● REQUIREMENTS
Collect every line that includes the string "JSON".

● RECORDS SHOWN
--- --- ---

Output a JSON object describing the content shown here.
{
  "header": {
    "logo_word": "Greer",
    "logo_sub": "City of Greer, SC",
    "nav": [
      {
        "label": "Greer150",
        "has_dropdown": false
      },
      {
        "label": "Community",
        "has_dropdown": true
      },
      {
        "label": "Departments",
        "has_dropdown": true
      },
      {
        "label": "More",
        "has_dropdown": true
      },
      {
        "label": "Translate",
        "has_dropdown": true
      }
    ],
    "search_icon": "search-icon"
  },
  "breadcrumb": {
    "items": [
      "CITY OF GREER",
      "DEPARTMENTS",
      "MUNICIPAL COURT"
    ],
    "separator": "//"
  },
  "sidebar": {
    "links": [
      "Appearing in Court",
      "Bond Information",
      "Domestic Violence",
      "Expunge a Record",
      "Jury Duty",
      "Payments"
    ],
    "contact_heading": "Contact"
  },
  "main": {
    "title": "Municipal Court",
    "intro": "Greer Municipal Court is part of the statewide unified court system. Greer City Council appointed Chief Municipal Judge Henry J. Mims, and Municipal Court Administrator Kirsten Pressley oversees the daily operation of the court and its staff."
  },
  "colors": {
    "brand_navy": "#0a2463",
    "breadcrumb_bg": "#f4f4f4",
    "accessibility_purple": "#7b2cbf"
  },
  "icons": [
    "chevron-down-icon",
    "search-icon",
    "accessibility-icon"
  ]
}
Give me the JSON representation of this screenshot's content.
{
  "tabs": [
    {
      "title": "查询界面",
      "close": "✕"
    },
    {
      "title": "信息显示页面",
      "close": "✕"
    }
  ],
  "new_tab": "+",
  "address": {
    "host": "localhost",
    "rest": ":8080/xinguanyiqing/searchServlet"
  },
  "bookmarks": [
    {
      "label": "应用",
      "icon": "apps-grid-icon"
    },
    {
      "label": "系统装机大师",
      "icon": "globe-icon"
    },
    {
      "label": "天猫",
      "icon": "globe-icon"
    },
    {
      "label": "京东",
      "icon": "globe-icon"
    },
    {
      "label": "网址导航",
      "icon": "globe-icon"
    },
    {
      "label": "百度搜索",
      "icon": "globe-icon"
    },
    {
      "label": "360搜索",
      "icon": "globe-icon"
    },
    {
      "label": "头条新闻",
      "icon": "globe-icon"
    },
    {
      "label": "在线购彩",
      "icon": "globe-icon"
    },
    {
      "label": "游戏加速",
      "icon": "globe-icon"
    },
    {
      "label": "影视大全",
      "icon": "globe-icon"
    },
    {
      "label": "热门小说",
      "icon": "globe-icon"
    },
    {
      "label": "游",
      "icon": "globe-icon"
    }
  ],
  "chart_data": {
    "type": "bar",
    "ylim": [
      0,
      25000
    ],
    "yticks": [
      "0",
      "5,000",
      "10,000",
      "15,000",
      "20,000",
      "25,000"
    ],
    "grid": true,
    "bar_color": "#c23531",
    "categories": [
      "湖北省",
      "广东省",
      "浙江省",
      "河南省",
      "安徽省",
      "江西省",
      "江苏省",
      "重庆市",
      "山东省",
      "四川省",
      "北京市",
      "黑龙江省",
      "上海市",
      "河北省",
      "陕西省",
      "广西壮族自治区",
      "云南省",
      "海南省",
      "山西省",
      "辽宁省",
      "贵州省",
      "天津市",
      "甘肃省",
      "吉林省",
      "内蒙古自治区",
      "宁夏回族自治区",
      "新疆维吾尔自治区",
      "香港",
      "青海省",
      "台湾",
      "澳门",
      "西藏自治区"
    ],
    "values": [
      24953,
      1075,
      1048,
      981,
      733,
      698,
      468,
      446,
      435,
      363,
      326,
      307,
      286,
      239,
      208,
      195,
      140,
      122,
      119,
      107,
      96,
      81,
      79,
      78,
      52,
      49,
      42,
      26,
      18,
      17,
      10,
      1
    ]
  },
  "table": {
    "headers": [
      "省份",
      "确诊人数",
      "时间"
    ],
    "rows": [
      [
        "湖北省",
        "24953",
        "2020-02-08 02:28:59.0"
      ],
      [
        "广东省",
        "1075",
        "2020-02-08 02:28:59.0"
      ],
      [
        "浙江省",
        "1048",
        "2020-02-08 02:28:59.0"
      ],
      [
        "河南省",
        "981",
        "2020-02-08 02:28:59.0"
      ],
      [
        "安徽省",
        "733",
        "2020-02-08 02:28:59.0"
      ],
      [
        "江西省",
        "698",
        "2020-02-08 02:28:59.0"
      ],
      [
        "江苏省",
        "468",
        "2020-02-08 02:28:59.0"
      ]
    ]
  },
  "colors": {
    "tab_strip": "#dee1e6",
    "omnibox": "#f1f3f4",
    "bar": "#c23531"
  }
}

--- --- ---

● RESULT
Output a JSON object describing the content shown here.
Give me the JSON representation of this screenshot's content.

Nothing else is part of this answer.